## EXERCISE REQUIREMENTS
The records below are made of lines; count those holding the word "Children" and give the number only.

Extracted data entries:
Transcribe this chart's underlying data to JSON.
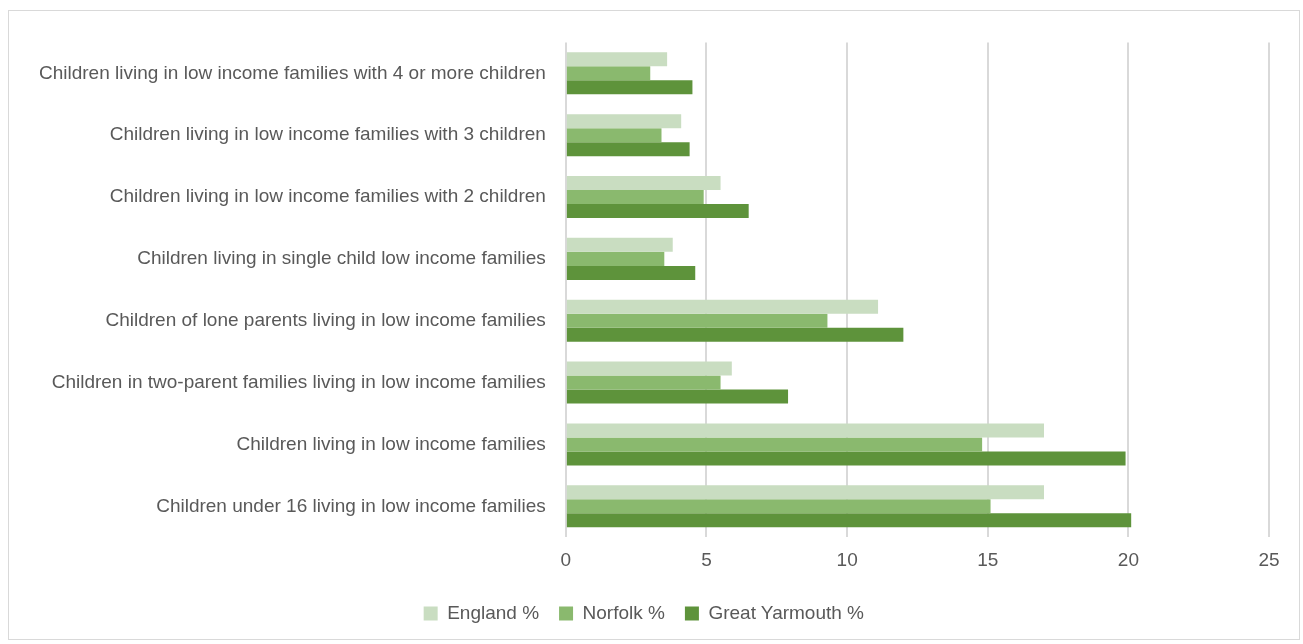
{
  "chart_data": {
    "type": "bar",
    "orientation": "horizontal",
    "categories": [
      "Children living in low income families with 4 or more children",
      "Children living in low income families with 3 children",
      "Children living in low income families with 2 children",
      "Children living in single child low income families",
      "Children of lone parents living in low income families",
      "Children in two-parent families living in low income families",
      "Children living in low income families",
      "Children under 16 living in low income families"
    ],
    "series": [
      {
        "name": "England %",
        "color": "#c9ddc1",
        "values": [
          3.6,
          4.1,
          5.5,
          3.8,
          11.1,
          5.9,
          17.0,
          17.0
        ]
      },
      {
        "name": "Norfolk %",
        "color": "#8ab96e",
        "values": [
          3.0,
          3.4,
          4.9,
          3.5,
          9.3,
          5.5,
          14.8,
          15.1
        ]
      },
      {
        "name": "Great Yarmouth %",
        "color": "#5e933b",
        "values": [
          4.5,
          4.4,
          6.5,
          4.6,
          12.0,
          7.9,
          19.9,
          20.1
        ]
      }
    ],
    "xlim": [
      0,
      25
    ],
    "xticks": [
      0,
      5,
      10,
      15,
      20,
      25
    ],
    "grid": "x",
    "legend": "bottom"
  }
}
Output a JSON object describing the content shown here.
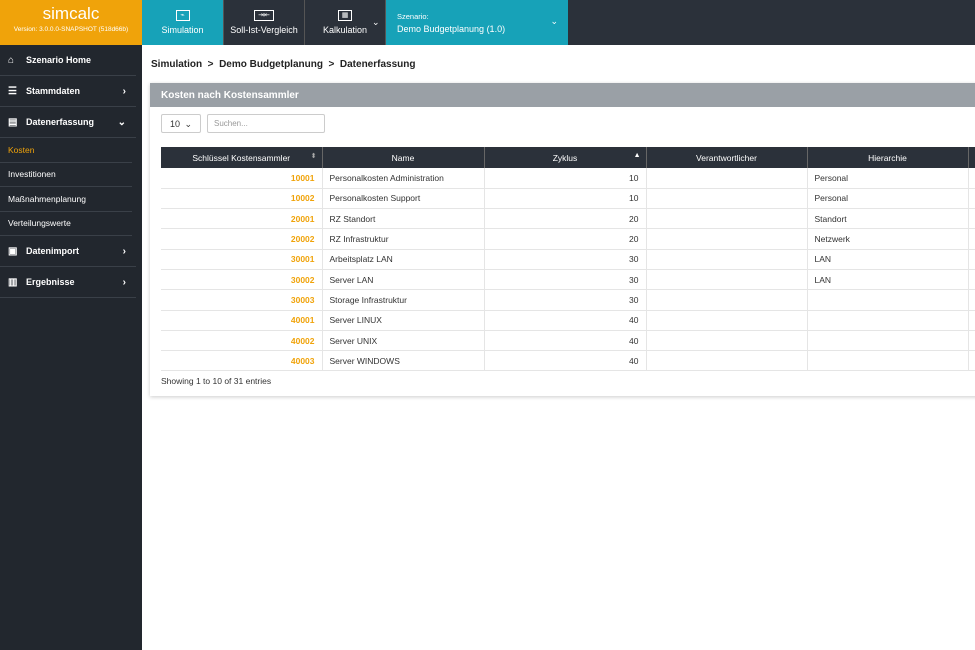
{
  "app": {
    "name": "simcalc",
    "version": "Version: 3.0.0.0-SNAPSHOT (518d66b)",
    "accent": "#f0a30a",
    "teal": "#17a2b8"
  },
  "topnav": {
    "simulation": "Simulation",
    "soll_ist": "Soll-Ist-Vergleich",
    "kalkulation": "Kalkulation",
    "scenario_label": "Szenario:",
    "scenario_value": "Demo Budgetplanung (1.0)"
  },
  "sidebar": {
    "items": [
      {
        "label": "Szenario Home",
        "icon": "home-icon"
      },
      {
        "label": "Stammdaten",
        "icon": "list-icon"
      },
      {
        "label": "Datenerfassung",
        "icon": "document-icon"
      },
      {
        "label": "Datenimport",
        "icon": "import-icon"
      },
      {
        "label": "Ergebnisse",
        "icon": "bar-chart-icon"
      }
    ],
    "sub": [
      "Kosten",
      "Investitionen",
      "Maßnahmenplanung",
      "Verteilungswerte"
    ]
  },
  "breadcrumb": "Simulation  >  Demo Budgetplanung  >  Datenerfassung",
  "card": {
    "title": "Kosten nach Kostensammler",
    "page_size": "10",
    "search_placeholder": "Suchen...",
    "info": "Showing 1 to 10 of 31 entries"
  },
  "table": {
    "headers": [
      "Schlüssel Kostensammler",
      "Name",
      "Zyklus",
      "Verantwortlicher",
      "Hierarchie"
    ],
    "rows": [
      [
        "10001",
        "Personalkosten Administration",
        "10",
        "",
        "Personal"
      ],
      [
        "10002",
        "Personalkosten Support",
        "10",
        "",
        "Personal"
      ],
      [
        "20001",
        "RZ Standort",
        "20",
        "",
        "Standort"
      ],
      [
        "20002",
        "RZ Infrastruktur",
        "20",
        "",
        "Netzwerk"
      ],
      [
        "30001",
        "Arbeitsplatz LAN",
        "30",
        "",
        "LAN"
      ],
      [
        "30002",
        "Server LAN",
        "30",
        "",
        "LAN"
      ],
      [
        "30003",
        "Storage Infrastruktur",
        "30",
        "",
        ""
      ],
      [
        "40001",
        "Server LINUX",
        "40",
        "",
        ""
      ],
      [
        "40002",
        "Server UNIX",
        "40",
        "",
        ""
      ],
      [
        "40003",
        "Server WINDOWS",
        "40",
        "",
        ""
      ]
    ]
  }
}
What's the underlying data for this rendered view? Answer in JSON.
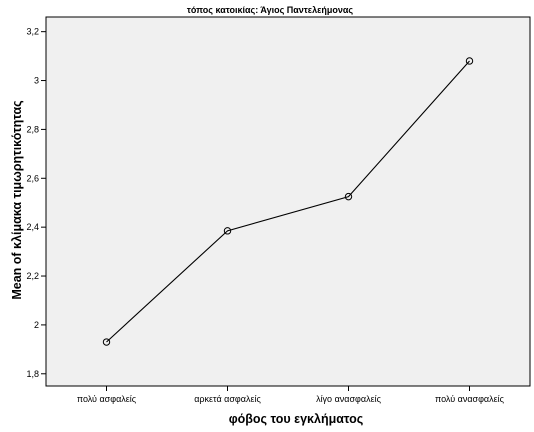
{
  "chart_data": {
    "type": "line",
    "title": "τόπος κατοικίας: Άγιος Παντελεήμονας",
    "xlabel": "φόβος του εγκλήματος",
    "ylabel": "Mean of κλίμακα τιμωρητικότητας",
    "categories": [
      "πολύ ασφαλείς",
      "αρκετά ασφαλείς",
      "λίγο ανασφαλείς",
      "πολύ ανασφαλείς"
    ],
    "series": [
      {
        "values": [
          1.93,
          2.385,
          2.525,
          3.08
        ]
      }
    ],
    "ylim": [
      1.75,
      3.26
    ],
    "yticks": [
      1.8,
      2,
      2.2,
      2.4,
      2.6,
      2.8,
      3,
      3.2
    ],
    "ytick_labels": [
      "1,8",
      "2",
      "2,2",
      "2,4",
      "2,6",
      "2,8",
      "3",
      "3,2"
    ],
    "grid": false,
    "legend": "none",
    "colors": {
      "plot_background": "#f0f0f0",
      "line": "#000000",
      "marker": "#000000"
    }
  }
}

## EXPECTED ANSWER
8